[[ ENTRIES SHOWN open ]]
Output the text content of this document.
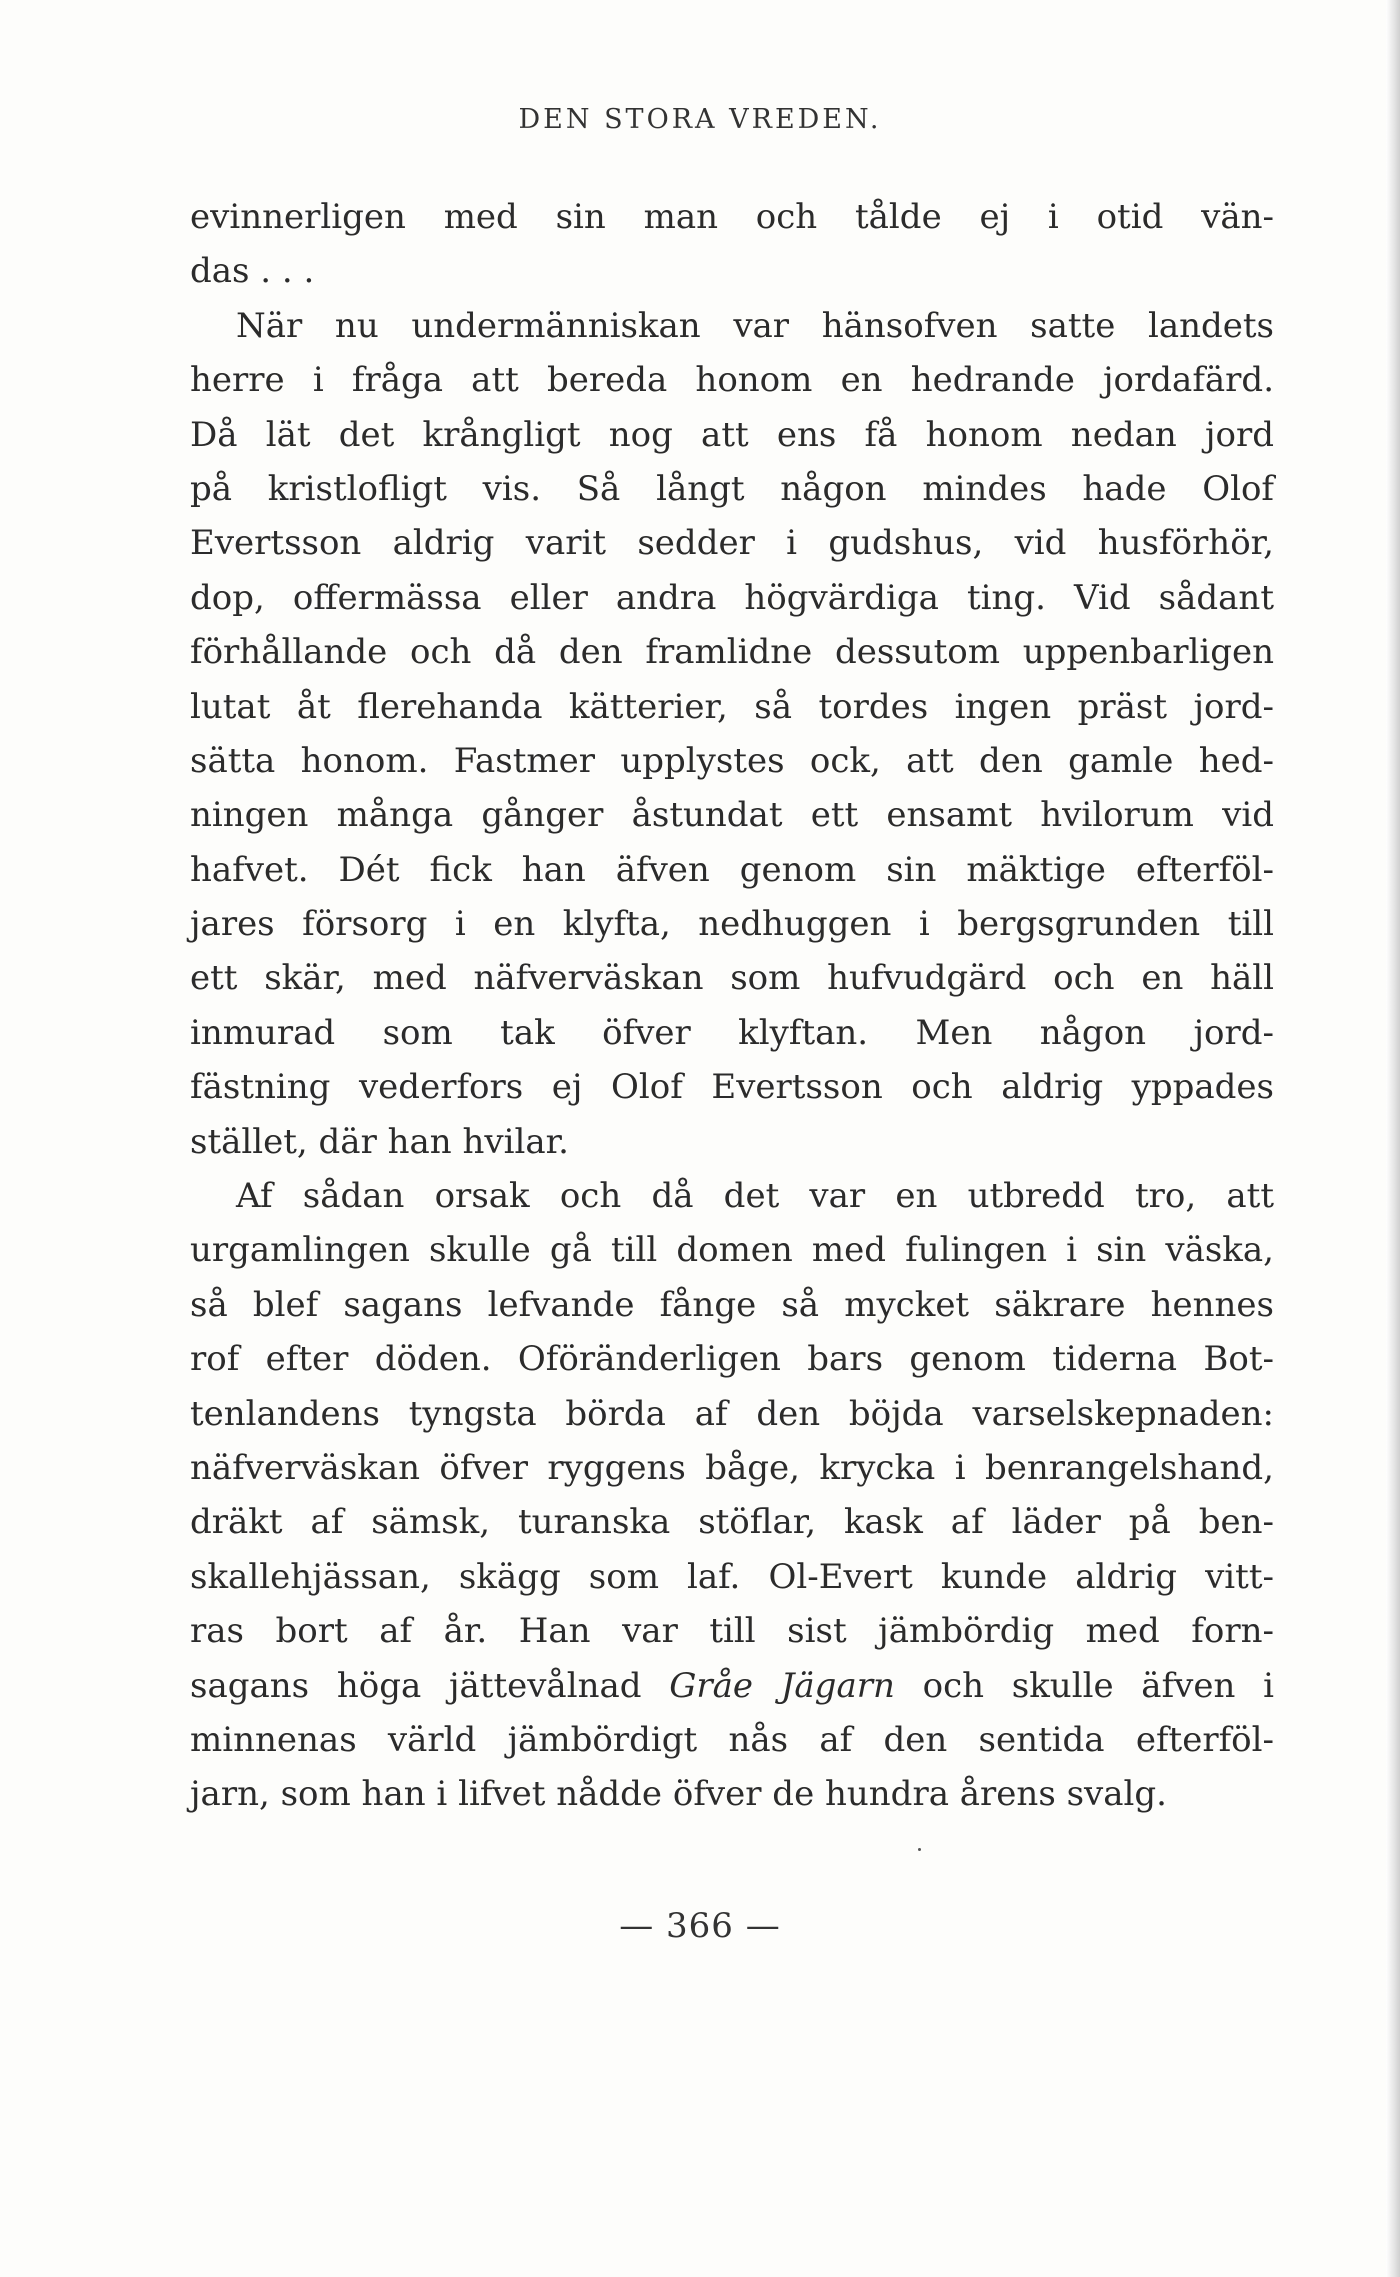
DEN STORA VREDEN.
evinnerligen med sin man och tålde ej i otid vän-
das . . .
När nu undermänniskan var hänsofven satte landets
herre i fråga att bereda honom en hedrande jordafärd.
Då lät det krångligt nog att ens få honom nedan jord
på kristlofligt vis. Så långt någon mindes hade Olof
Evertsson aldrig varit sedder i gudshus, vid husförhör,
dop, offermässa eller andra högvärdiga ting. Vid sådant
förhållande och då den framlidne dessutom uppenbarligen
lutat åt flerehanda kätterier, så tordes ingen präst jord-
sätta honom. Fastmer upplystes ock, att den gamle hed-
ningen många gånger åstundat ett ensamt hvilorum vid
hafvet. Dét fick han äfven genom sin mäktige efterföl-
jares försorg i en klyfta, nedhuggen i bergsgrunden till
ett skär, med näfverväskan som hufvudgärd och en häll
inmurad som tak öfver klyftan. Men någon jord-
fästning vederfors ej Olof Evertsson och aldrig yppades
stället, där han hvilar.
Af sådan orsak och då det var en utbredd tro, att
urgamlingen skulle gå till domen med fulingen i sin väska,
så blef sagans lefvande fånge så mycket säkrare hennes
rof efter döden. Oföränderligen bars genom tiderna Bot-
tenlandens tyngsta börda af den böjda varselskepnaden:
näfverväskan öfver ryggens båge, krycka i benrangelshand,
dräkt af sämsk, turanska stöflar, kask af läder på ben-
skallehjässan, skägg som laf. Ol-Evert kunde aldrig vitt-
ras bort af år. Han var till sist jämbördig med forn-
sagans höga jättevålnad Gråe Jägarn och skulle äfven i
minnenas värld jämbördigt nås af den sentida efterföl-
jarn, som han i lifvet nådde öfver de hundra årens svalg.
— 366 —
[[ ENTRIES SHOWN closed ]]
In the transcription, every picture is to be excluded and the records above given again exactly.

Output the text content of this document.
DEN STORA VREDEN.
evinnerligen med sin man och tålde ej i otid vän-
das . . .
När nu undermänniskan var hänsofven satte landets
herre i fråga att bereda honom en hedrande jordafärd.
Då lät det krångligt nog att ens få honom nedan jord
på kristlofligt vis. Så långt någon mindes hade Olof
Evertsson aldrig varit sedder i gudshus, vid husförhör,
dop, offermässa eller andra högvärdiga ting. Vid sådant
förhållande och då den framlidne dessutom uppenbarligen
lutat åt flerehanda kätterier, så tordes ingen präst jord-
sätta honom. Fastmer upplystes ock, att den gamle hed-
ningen många gånger åstundat ett ensamt hvilorum vid
hafvet. Dét fick han äfven genom sin mäktige efterföl-
jares försorg i en klyfta, nedhuggen i bergsgrunden till
ett skär, med näfverväskan som hufvudgärd och en häll
inmurad som tak öfver klyftan. Men någon jord-
fästning vederfors ej Olof Evertsson och aldrig yppades
stället, där han hvilar.
Af sådan orsak och då det var en utbredd tro, att
urgamlingen skulle gå till domen med fulingen i sin väska,
så blef sagans lefvande fånge så mycket säkrare hennes
rof efter döden. Oföränderligen bars genom tiderna Bot-
tenlandens tyngsta börda af den böjda varselskepnaden:
näfverväskan öfver ryggens båge, krycka i benrangelshand,
dräkt af sämsk, turanska stöflar, kask af läder på ben-
skallehjässan, skägg som laf. Ol-Evert kunde aldrig vitt-
ras bort af år. Han var till sist jämbördig med forn-
sagans höga jättevålnad Gråe Jägarn och skulle äfven i
minnenas värld jämbördigt nås af den sentida efterföl-
jarn, som han i lifvet nådde öfver de hundra årens svalg.
— 366 —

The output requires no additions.